### Problem to solve
How many lines in the records below contain the word "Выплата"? Give only the number.

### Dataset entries

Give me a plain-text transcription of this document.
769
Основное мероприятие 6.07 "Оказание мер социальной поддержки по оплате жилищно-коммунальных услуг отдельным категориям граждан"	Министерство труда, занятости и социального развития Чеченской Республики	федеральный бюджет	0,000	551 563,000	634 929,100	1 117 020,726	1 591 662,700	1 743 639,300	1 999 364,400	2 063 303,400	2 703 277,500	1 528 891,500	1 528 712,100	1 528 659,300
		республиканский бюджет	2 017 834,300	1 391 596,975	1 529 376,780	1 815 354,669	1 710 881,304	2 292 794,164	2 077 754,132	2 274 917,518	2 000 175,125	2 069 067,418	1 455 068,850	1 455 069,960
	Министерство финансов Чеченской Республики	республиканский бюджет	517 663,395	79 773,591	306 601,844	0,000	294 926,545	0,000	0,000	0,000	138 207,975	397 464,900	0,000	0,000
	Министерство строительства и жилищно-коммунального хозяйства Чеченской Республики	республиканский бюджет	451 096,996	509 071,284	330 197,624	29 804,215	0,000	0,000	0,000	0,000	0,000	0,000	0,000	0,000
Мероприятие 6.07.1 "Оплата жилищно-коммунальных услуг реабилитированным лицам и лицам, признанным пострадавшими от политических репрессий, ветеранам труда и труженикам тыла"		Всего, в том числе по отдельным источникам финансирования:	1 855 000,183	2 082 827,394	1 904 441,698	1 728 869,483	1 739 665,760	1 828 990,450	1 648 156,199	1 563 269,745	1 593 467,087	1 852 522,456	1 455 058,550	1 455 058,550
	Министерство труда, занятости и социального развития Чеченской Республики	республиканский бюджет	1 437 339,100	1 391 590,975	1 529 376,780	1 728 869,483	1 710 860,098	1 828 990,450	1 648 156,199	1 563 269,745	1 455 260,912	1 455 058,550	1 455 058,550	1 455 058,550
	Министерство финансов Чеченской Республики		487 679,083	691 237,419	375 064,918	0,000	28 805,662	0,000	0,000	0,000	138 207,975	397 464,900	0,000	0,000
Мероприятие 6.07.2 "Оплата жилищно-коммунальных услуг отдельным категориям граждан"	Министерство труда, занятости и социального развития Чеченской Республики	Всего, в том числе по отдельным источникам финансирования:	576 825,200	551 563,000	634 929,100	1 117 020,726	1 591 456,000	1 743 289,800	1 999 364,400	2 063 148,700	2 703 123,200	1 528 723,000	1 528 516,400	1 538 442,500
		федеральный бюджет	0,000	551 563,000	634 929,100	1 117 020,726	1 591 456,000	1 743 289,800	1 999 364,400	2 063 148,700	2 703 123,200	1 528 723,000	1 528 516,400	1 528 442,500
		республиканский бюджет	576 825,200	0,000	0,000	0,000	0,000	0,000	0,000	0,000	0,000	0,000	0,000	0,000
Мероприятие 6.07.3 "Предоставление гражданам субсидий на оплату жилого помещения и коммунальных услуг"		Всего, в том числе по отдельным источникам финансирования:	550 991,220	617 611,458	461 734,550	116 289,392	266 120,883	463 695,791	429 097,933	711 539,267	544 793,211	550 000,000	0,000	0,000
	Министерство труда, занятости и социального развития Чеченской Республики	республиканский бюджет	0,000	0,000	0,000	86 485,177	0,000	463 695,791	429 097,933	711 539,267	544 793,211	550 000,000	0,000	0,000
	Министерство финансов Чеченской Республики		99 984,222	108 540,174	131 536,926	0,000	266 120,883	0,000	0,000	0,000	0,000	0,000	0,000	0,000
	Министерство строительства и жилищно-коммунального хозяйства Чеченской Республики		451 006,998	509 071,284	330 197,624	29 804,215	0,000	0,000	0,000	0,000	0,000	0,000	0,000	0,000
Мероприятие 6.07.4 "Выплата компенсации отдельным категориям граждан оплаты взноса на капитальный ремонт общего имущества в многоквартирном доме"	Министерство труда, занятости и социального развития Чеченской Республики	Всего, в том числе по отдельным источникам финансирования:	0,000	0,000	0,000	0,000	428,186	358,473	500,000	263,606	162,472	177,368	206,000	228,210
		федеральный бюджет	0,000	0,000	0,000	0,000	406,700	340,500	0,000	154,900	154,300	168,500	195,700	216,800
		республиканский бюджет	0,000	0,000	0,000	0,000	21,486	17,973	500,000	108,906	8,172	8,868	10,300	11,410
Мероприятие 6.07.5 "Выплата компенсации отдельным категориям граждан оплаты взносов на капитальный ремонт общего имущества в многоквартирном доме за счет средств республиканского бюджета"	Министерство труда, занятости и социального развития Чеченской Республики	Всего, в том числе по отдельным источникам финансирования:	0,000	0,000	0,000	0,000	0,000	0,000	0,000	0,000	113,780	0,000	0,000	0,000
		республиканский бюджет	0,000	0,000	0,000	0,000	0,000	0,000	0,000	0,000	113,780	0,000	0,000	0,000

### Answer below
2